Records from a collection

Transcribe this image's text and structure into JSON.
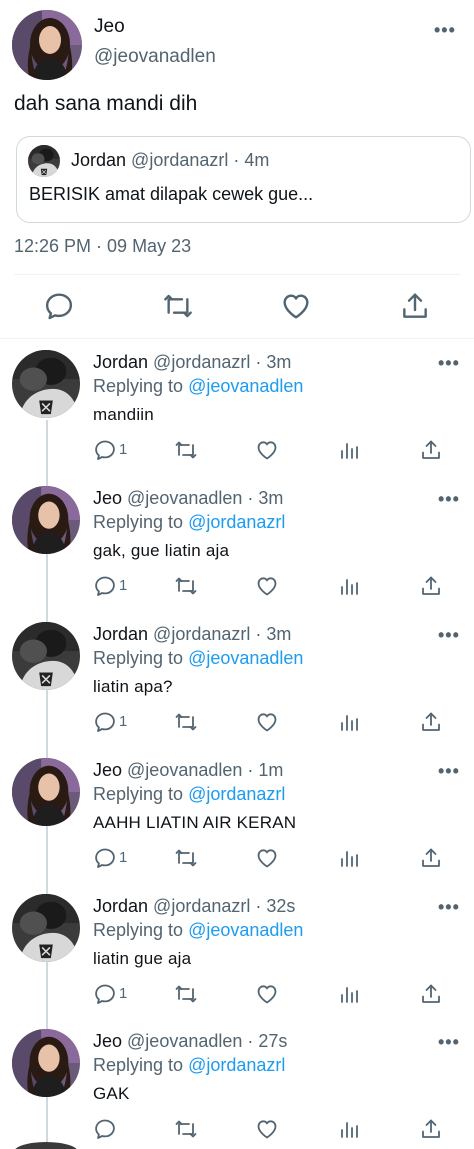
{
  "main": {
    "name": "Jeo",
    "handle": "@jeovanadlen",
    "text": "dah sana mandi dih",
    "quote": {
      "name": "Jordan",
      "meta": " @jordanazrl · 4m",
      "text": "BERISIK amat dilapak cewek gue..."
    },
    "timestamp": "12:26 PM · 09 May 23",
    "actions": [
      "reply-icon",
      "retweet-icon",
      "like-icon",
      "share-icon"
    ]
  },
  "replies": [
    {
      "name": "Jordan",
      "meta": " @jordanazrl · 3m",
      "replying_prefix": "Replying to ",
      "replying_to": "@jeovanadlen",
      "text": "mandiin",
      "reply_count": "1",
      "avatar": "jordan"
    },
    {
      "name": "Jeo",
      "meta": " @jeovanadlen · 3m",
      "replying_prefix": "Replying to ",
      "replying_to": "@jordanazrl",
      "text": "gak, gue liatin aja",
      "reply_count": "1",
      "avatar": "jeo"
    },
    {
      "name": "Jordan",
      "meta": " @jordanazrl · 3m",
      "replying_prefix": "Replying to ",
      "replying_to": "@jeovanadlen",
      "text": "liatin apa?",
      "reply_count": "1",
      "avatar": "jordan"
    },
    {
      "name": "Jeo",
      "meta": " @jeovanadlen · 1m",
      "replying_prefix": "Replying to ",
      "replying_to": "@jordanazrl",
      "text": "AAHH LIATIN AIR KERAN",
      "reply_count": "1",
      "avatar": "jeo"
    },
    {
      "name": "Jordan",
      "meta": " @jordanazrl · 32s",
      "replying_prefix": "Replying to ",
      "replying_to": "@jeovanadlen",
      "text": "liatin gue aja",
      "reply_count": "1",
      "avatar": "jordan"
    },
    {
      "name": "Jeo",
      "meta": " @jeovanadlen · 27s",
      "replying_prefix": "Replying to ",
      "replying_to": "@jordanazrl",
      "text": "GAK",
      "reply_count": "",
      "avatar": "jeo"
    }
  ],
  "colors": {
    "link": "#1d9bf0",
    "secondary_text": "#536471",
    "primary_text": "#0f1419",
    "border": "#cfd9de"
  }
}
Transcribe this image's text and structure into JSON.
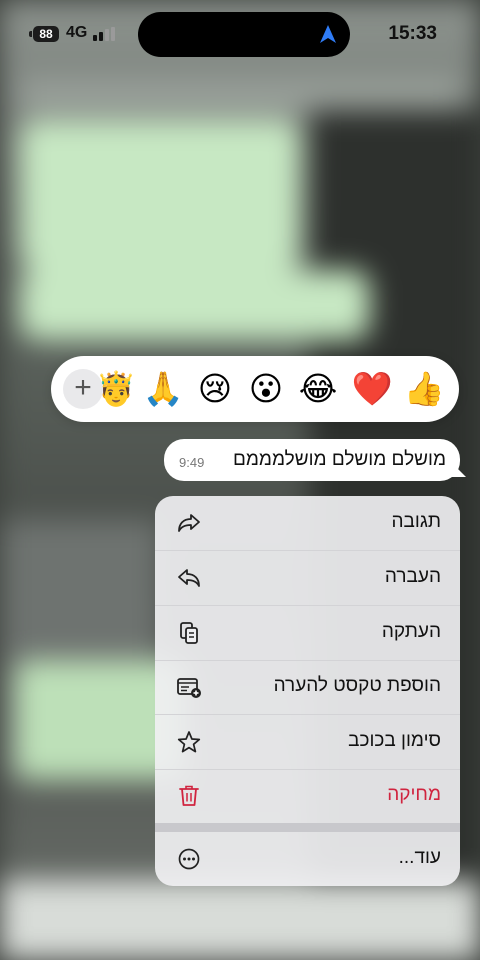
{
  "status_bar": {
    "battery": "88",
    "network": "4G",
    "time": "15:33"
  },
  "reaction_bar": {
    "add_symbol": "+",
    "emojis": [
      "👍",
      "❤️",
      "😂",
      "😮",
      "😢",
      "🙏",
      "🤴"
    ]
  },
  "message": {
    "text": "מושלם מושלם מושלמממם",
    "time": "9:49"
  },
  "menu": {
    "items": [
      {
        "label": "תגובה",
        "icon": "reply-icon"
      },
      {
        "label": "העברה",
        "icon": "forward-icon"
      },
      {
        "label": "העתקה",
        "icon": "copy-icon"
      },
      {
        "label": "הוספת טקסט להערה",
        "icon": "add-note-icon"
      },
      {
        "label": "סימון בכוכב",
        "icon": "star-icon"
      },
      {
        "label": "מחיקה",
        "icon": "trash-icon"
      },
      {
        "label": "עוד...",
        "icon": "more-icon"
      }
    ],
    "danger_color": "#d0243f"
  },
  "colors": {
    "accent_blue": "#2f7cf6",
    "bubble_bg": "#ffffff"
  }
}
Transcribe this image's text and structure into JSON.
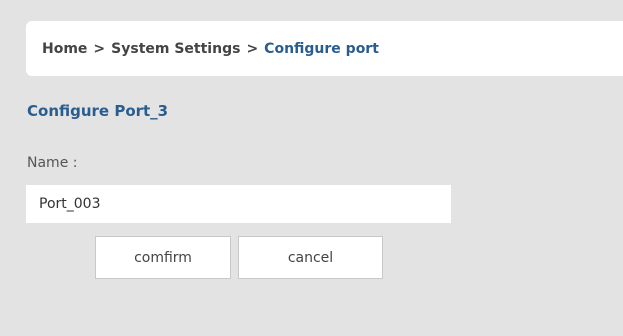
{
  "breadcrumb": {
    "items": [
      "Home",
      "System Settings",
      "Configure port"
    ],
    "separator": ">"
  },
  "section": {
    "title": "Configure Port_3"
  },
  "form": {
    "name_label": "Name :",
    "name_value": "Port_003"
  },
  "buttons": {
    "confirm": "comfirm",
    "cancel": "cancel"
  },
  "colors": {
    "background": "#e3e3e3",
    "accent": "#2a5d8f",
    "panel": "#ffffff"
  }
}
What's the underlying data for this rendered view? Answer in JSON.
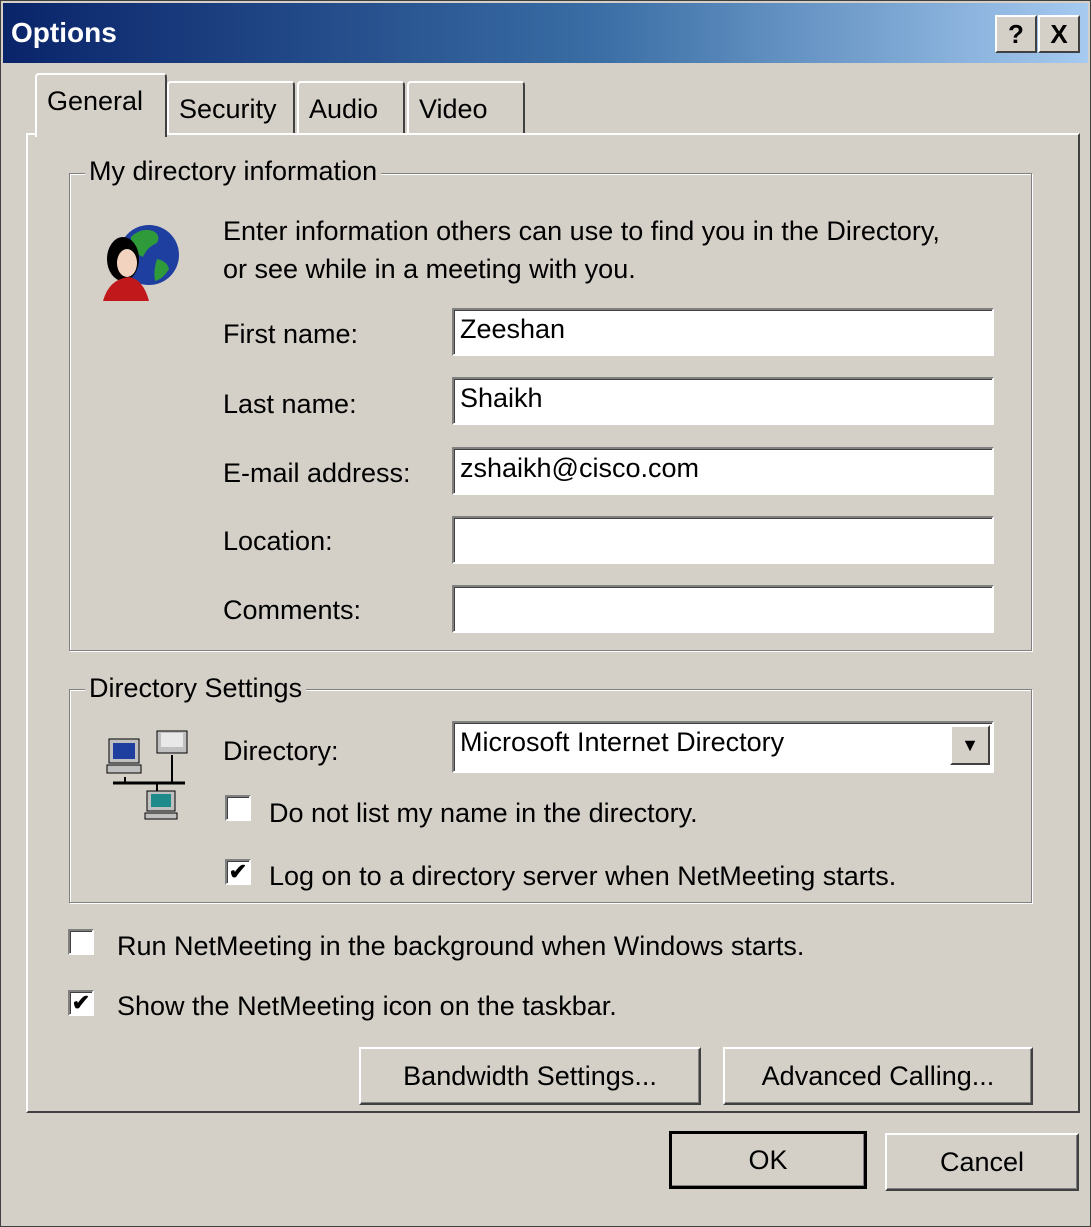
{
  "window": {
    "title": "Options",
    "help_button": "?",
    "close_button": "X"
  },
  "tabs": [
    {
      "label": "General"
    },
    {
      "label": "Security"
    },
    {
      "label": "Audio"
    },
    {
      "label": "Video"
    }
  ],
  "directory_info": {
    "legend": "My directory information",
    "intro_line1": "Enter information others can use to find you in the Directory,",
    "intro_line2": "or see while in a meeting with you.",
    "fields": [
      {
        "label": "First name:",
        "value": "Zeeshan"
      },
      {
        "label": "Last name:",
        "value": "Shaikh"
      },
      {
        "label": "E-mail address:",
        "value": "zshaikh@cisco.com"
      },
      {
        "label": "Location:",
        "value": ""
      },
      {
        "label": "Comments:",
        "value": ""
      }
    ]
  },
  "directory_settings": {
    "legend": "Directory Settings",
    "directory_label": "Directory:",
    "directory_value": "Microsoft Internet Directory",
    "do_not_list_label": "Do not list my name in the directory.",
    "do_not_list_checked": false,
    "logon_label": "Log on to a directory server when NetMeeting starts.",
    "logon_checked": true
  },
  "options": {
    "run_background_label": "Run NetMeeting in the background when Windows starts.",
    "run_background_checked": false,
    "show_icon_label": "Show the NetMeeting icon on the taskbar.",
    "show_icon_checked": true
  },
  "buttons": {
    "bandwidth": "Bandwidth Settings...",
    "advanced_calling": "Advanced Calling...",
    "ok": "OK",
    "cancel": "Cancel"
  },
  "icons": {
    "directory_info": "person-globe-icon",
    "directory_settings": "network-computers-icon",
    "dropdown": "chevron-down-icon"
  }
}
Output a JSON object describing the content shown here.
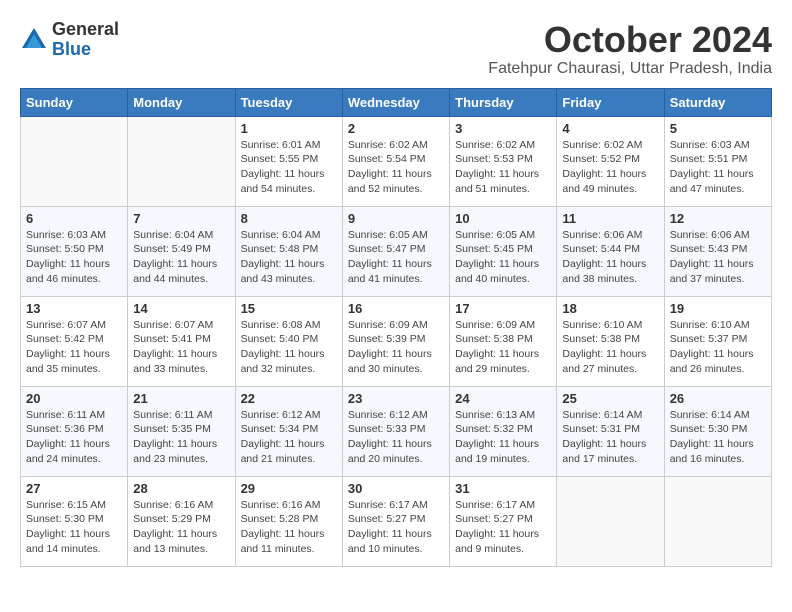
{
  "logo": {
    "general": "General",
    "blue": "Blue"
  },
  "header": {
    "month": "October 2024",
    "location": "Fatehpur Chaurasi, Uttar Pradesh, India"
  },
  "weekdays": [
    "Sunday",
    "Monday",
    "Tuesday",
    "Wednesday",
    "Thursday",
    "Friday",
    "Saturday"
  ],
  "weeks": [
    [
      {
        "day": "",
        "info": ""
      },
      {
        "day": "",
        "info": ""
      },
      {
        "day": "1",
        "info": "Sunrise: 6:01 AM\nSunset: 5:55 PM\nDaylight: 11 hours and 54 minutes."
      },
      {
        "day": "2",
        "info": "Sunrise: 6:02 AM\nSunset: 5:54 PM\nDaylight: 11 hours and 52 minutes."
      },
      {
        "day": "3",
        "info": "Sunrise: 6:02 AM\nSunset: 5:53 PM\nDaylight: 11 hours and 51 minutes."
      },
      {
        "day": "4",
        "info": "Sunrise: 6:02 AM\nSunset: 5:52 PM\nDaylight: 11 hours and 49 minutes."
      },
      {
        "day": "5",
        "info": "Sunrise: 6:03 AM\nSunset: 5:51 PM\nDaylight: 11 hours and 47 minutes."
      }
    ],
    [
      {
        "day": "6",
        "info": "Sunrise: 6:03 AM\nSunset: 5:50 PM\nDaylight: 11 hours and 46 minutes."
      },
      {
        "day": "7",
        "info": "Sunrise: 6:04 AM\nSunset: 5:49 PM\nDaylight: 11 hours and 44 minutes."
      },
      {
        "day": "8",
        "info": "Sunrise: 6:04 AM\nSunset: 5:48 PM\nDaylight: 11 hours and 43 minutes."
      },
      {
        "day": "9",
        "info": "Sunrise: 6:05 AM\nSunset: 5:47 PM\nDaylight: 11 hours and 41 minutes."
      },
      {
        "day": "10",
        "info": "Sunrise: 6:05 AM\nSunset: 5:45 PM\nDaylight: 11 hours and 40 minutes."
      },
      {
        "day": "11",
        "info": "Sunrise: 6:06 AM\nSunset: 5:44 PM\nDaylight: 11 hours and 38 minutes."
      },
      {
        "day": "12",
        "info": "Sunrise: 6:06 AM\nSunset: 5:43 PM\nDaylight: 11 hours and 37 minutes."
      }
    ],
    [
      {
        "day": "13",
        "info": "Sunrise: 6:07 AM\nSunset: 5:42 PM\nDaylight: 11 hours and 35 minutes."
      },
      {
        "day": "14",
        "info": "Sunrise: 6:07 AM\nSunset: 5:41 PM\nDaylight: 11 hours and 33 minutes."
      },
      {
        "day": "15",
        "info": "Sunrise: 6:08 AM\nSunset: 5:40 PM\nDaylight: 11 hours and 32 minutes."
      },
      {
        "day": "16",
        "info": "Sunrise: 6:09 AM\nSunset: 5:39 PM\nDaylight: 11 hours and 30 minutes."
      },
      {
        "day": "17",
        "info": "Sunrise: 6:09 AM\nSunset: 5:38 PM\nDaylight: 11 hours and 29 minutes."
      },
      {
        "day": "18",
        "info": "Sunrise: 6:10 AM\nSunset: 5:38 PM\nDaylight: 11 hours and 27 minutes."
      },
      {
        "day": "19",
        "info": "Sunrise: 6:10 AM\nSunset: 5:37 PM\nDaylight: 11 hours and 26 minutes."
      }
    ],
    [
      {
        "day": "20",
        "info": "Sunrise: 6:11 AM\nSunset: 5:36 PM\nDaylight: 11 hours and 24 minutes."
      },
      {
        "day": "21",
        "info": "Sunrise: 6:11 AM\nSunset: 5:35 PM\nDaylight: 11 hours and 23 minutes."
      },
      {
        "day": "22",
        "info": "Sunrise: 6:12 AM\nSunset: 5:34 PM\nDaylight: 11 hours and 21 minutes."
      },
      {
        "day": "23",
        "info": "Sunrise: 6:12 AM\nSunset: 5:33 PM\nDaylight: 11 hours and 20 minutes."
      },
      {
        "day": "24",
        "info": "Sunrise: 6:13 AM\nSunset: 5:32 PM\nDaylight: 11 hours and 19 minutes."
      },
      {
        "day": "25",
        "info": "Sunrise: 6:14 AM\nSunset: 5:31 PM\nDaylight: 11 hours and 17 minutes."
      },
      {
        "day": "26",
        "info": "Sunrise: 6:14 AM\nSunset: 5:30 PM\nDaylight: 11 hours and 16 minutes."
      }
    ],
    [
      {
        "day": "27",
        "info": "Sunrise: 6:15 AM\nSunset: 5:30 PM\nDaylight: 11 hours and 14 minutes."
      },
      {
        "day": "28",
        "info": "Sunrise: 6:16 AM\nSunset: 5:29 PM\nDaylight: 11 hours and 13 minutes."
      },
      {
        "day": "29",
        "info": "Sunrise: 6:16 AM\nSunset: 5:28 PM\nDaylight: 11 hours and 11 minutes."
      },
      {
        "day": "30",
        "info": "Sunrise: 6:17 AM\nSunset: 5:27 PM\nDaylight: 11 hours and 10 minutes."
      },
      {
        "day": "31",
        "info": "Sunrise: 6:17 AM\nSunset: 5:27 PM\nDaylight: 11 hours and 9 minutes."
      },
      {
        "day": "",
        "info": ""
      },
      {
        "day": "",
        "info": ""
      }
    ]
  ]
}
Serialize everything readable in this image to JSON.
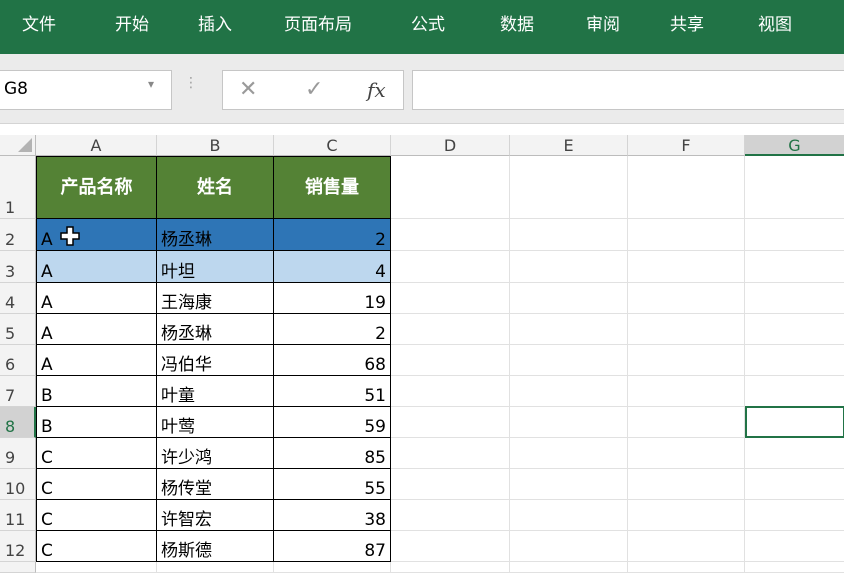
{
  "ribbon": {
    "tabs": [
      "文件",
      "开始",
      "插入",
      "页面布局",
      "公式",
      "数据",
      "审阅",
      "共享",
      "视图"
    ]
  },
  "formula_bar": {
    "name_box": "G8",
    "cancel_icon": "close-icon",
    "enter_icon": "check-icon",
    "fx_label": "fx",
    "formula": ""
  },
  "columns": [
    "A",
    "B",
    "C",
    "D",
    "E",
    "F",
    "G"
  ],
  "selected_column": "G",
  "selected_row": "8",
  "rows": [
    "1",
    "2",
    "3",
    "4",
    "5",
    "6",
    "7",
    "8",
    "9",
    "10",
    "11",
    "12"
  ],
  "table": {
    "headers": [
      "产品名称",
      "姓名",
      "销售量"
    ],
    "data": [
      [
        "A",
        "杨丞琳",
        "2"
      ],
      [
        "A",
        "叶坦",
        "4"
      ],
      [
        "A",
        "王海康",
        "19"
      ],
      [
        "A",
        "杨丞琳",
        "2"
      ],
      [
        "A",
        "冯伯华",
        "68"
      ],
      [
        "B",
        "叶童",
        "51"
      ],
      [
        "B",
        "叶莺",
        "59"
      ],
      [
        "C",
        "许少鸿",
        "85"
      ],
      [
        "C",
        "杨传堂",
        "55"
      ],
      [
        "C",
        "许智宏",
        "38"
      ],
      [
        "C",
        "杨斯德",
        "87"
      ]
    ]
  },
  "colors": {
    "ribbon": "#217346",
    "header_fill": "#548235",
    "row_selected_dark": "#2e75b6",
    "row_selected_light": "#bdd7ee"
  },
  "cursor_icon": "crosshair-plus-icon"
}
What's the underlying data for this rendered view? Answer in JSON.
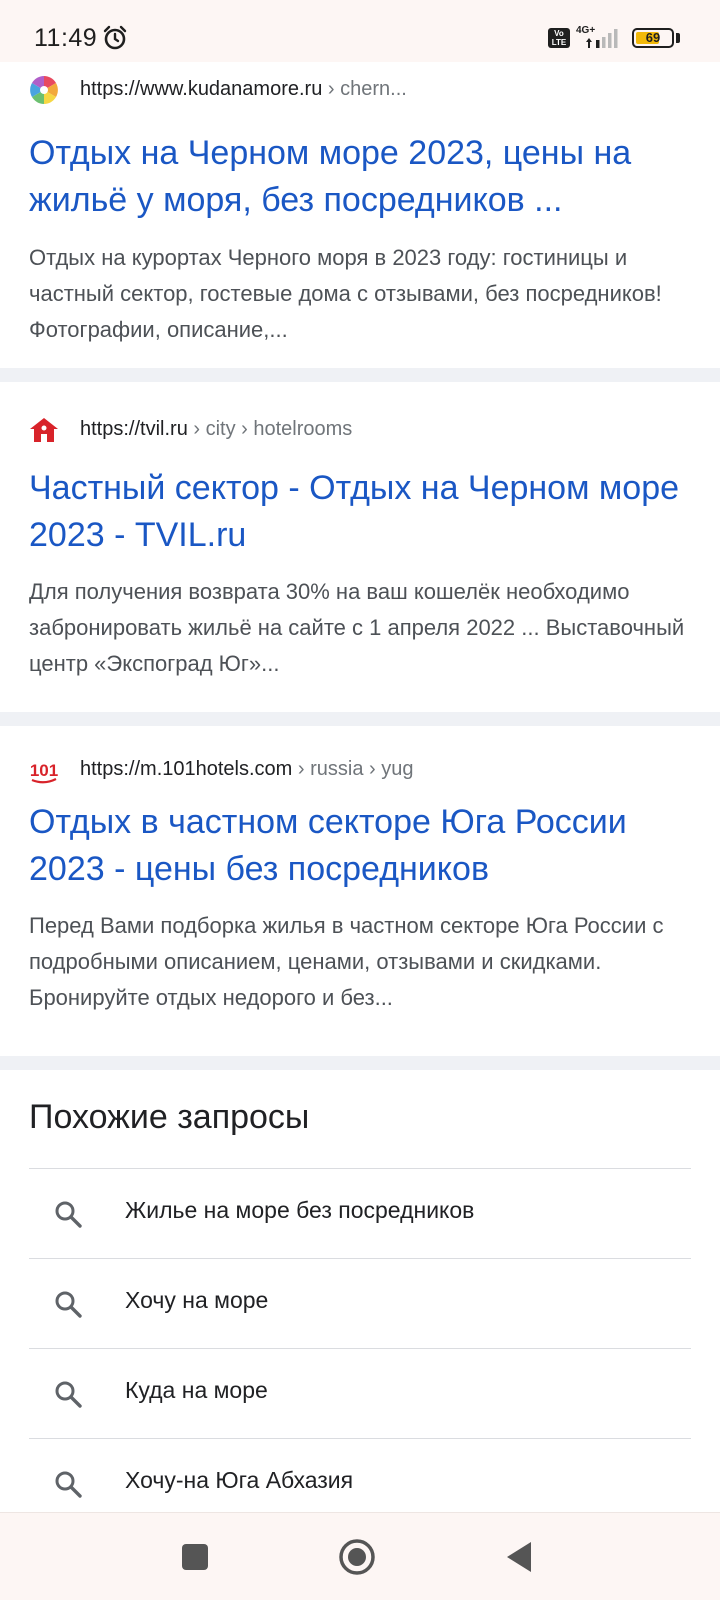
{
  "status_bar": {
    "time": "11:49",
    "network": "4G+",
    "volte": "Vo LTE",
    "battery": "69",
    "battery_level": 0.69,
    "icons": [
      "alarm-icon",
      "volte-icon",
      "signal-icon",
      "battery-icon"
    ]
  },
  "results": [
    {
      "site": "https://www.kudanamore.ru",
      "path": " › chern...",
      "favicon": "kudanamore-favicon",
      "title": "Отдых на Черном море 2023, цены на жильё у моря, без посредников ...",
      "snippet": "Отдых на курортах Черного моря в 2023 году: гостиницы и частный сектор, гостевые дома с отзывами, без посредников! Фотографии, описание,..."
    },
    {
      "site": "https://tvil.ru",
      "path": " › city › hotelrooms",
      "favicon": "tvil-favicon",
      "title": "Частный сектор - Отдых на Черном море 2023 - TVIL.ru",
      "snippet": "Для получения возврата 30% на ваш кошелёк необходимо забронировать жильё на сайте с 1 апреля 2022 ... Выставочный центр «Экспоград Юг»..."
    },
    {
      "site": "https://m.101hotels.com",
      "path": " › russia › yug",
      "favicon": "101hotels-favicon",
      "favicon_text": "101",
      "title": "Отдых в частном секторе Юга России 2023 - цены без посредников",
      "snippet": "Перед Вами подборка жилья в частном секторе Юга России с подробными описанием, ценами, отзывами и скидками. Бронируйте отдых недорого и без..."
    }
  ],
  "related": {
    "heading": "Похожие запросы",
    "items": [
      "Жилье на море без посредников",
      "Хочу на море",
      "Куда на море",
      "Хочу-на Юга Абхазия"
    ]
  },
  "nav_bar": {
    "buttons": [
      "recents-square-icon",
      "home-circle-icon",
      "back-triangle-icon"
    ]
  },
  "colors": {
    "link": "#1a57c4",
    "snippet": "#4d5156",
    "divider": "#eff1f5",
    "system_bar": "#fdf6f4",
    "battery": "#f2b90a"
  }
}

__WHAT IS REQUIRED__
Which lines contain the word "when"? Copy each of them.

__WRITTEN ANSWER__
    "logon_label": "Log on to a directory server when NetMeeting starts.",
    "run_background_label": "Run NetMeeting in the background when Windows starts.",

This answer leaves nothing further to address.